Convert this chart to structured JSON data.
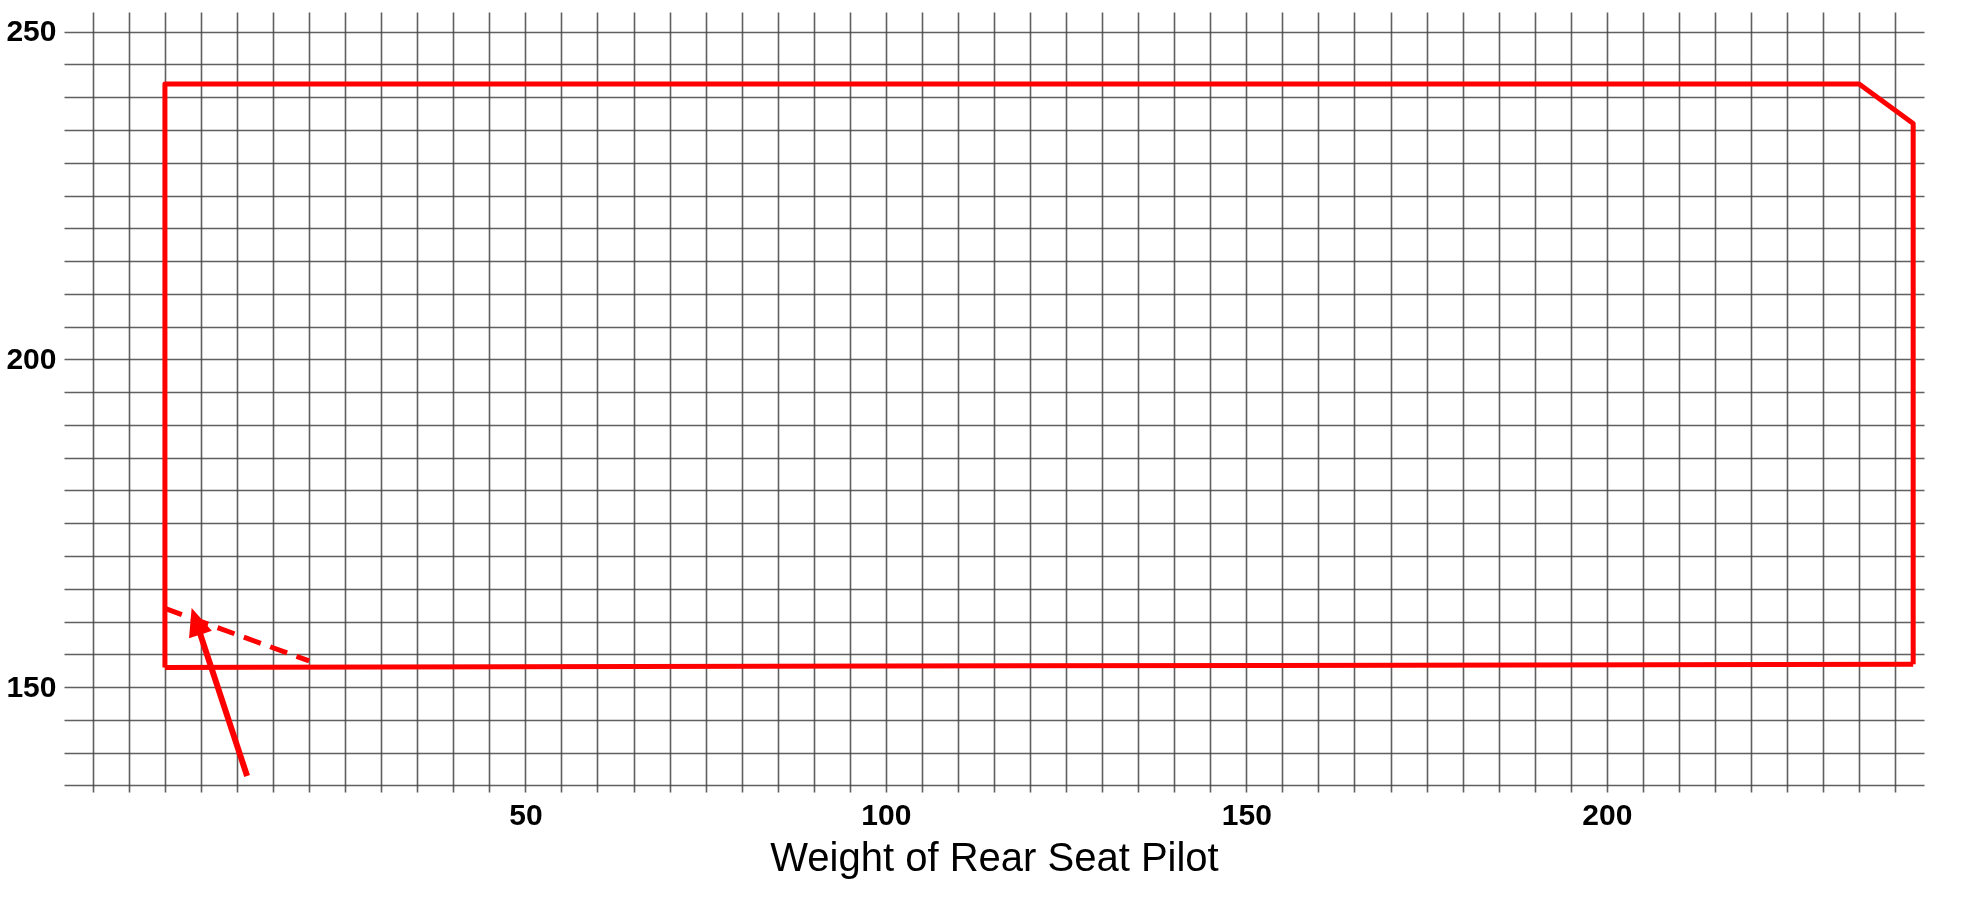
{
  "chart_data": {
    "type": "line",
    "xlabel": "Weight of Rear Seat Pilot",
    "xlim": [
      -14,
      244
    ],
    "ylim": [
      134,
      253
    ],
    "xticks": [
      {
        "value": -10,
        "label": null
      },
      {
        "value": -5,
        "label": null
      },
      {
        "value": 0,
        "label": null
      },
      {
        "value": 5,
        "label": null
      },
      {
        "value": 10,
        "label": null
      },
      {
        "value": 15,
        "label": null
      },
      {
        "value": 20,
        "label": null
      },
      {
        "value": 25,
        "label": null
      },
      {
        "value": 30,
        "label": null
      },
      {
        "value": 35,
        "label": null
      },
      {
        "value": 40,
        "label": null
      },
      {
        "value": 45,
        "label": null
      },
      50,
      {
        "value": 55,
        "label": null
      },
      {
        "value": 60,
        "label": null
      },
      {
        "value": 65,
        "label": null
      },
      {
        "value": 70,
        "label": null
      },
      {
        "value": 75,
        "label": null
      },
      {
        "value": 80,
        "label": null
      },
      {
        "value": 85,
        "label": null
      },
      {
        "value": 90,
        "label": null
      },
      {
        "value": 95,
        "label": null
      },
      100,
      {
        "value": 105,
        "label": null
      },
      {
        "value": 110,
        "label": null
      },
      {
        "value": 115,
        "label": null
      },
      {
        "value": 120,
        "label": null
      },
      {
        "value": 125,
        "label": null
      },
      {
        "value": 130,
        "label": null
      },
      {
        "value": 135,
        "label": null
      },
      {
        "value": 140,
        "label": null
      },
      {
        "value": 145,
        "label": null
      },
      150,
      {
        "value": 155,
        "label": null
      },
      {
        "value": 160,
        "label": null
      },
      {
        "value": 165,
        "label": null
      },
      {
        "value": 170,
        "label": null
      },
      {
        "value": 175,
        "label": null
      },
      {
        "value": 180,
        "label": null
      },
      {
        "value": 185,
        "label": null
      },
      {
        "value": 190,
        "label": null
      },
      {
        "value": 195,
        "label": null
      },
      200,
      {
        "value": 205,
        "label": null
      },
      {
        "value": 210,
        "label": null
      },
      {
        "value": 215,
        "label": null
      },
      {
        "value": 220,
        "label": null
      },
      {
        "value": 225,
        "label": null
      },
      {
        "value": 230,
        "label": null
      },
      {
        "value": 235,
        "label": null
      },
      {
        "value": 240,
        "label": null
      }
    ],
    "yticks": [
      {
        "value": 135,
        "label": null
      },
      {
        "value": 140,
        "label": null
      },
      {
        "value": 145,
        "label": null
      },
      150,
      {
        "value": 155,
        "label": null
      },
      {
        "value": 160,
        "label": null
      },
      {
        "value": 165,
        "label": null
      },
      {
        "value": 170,
        "label": null
      },
      {
        "value": 175,
        "label": null
      },
      {
        "value": 180,
        "label": null
      },
      {
        "value": 185,
        "label": null
      },
      {
        "value": 190,
        "label": null
      },
      {
        "value": 195,
        "label": null
      },
      200,
      {
        "value": 205,
        "label": null
      },
      {
        "value": 210,
        "label": null
      },
      {
        "value": 215,
        "label": null
      },
      {
        "value": 220,
        "label": null
      },
      {
        "value": 225,
        "label": null
      },
      {
        "value": 230,
        "label": null
      },
      {
        "value": 235,
        "label": null
      },
      {
        "value": 240,
        "label": null
      },
      {
        "value": 245,
        "label": null
      },
      250
    ],
    "grid": true,
    "marker": "none",
    "series": [
      {
        "color": "#ff0000",
        "line_style": "dashed",
        "x": [
          0,
          20
        ],
        "values": [
          162,
          154
        ]
      },
      {
        "color": "#ff0000",
        "line_style": "solid",
        "x": [
          0,
          0,
          235,
          242.5,
          242.5
        ],
        "values": [
          153,
          242,
          242,
          236,
          153.5
        ]
      },
      {
        "color": "#ff0000",
        "line_style": "solid",
        "x": [
          0,
          242.5
        ],
        "values": [
          153,
          153.5
        ]
      }
    ]
  }
}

————

CHALLENGE: Repeat the material above in full and unchanged, minus its images.

SOLUTION FOR THIS PROBLEM:
Convert this chart to structured JSON data.
{
  "chart_data": {
    "type": "line",
    "xlabel": "Weight of Rear Seat Pilot",
    "xlim": [
      -14,
      244
    ],
    "ylim": [
      134,
      253
    ],
    "xticks": [
      {
        "value": -10,
        "label": null
      },
      {
        "value": -5,
        "label": null
      },
      {
        "value": 0,
        "label": null
      },
      {
        "value": 5,
        "label": null
      },
      {
        "value": 10,
        "label": null
      },
      {
        "value": 15,
        "label": null
      },
      {
        "value": 20,
        "label": null
      },
      {
        "value": 25,
        "label": null
      },
      {
        "value": 30,
        "label": null
      },
      {
        "value": 35,
        "label": null
      },
      {
        "value": 40,
        "label": null
      },
      {
        "value": 45,
        "label": null
      },
      50,
      {
        "value": 55,
        "label": null
      },
      {
        "value": 60,
        "label": null
      },
      {
        "value": 65,
        "label": null
      },
      {
        "value": 70,
        "label": null
      },
      {
        "value": 75,
        "label": null
      },
      {
        "value": 80,
        "label": null
      },
      {
        "value": 85,
        "label": null
      },
      {
        "value": 90,
        "label": null
      },
      {
        "value": 95,
        "label": null
      },
      100,
      {
        "value": 105,
        "label": null
      },
      {
        "value": 110,
        "label": null
      },
      {
        "value": 115,
        "label": null
      },
      {
        "value": 120,
        "label": null
      },
      {
        "value": 125,
        "label": null
      },
      {
        "value": 130,
        "label": null
      },
      {
        "value": 135,
        "label": null
      },
      {
        "value": 140,
        "label": null
      },
      {
        "value": 145,
        "label": null
      },
      150,
      {
        "value": 155,
        "label": null
      },
      {
        "value": 160,
        "label": null
      },
      {
        "value": 165,
        "label": null
      },
      {
        "value": 170,
        "label": null
      },
      {
        "value": 175,
        "label": null
      },
      {
        "value": 180,
        "label": null
      },
      {
        "value": 185,
        "label": null
      },
      {
        "value": 190,
        "label": null
      },
      {
        "value": 195,
        "label": null
      },
      200,
      {
        "value": 205,
        "label": null
      },
      {
        "value": 210,
        "label": null
      },
      {
        "value": 215,
        "label": null
      },
      {
        "value": 220,
        "label": null
      },
      {
        "value": 225,
        "label": null
      },
      {
        "value": 230,
        "label": null
      },
      {
        "value": 235,
        "label": null
      },
      {
        "value": 240,
        "label": null
      }
    ],
    "yticks": [
      {
        "value": 135,
        "label": null
      },
      {
        "value": 140,
        "label": null
      },
      {
        "value": 145,
        "label": null
      },
      150,
      {
        "value": 155,
        "label": null
      },
      {
        "value": 160,
        "label": null
      },
      {
        "value": 165,
        "label": null
      },
      {
        "value": 170,
        "label": null
      },
      {
        "value": 175,
        "label": null
      },
      {
        "value": 180,
        "label": null
      },
      {
        "value": 185,
        "label": null
      },
      {
        "value": 190,
        "label": null
      },
      {
        "value": 195,
        "label": null
      },
      200,
      {
        "value": 205,
        "label": null
      },
      {
        "value": 210,
        "label": null
      },
      {
        "value": 215,
        "label": null
      },
      {
        "value": 220,
        "label": null
      },
      {
        "value": 225,
        "label": null
      },
      {
        "value": 230,
        "label": null
      },
      {
        "value": 235,
        "label": null
      },
      {
        "value": 240,
        "label": null
      },
      {
        "value": 245,
        "label": null
      },
      250
    ],
    "grid": true,
    "marker": "none",
    "series": [
      {
        "color": "#ff0000",
        "line_style": "dashed",
        "x": [
          0,
          20
        ],
        "values": [
          162,
          154
        ]
      },
      {
        "color": "#ff0000",
        "line_style": "solid",
        "x": [
          0,
          0,
          235,
          242.5,
          242.5
        ],
        "values": [
          153,
          242,
          242,
          236,
          153.5
        ]
      },
      {
        "color": "#ff0000",
        "line_style": "solid",
        "x": [
          0,
          242.5
        ],
        "values": [
          153,
          153.5
        ]
      }
    ]
  }
}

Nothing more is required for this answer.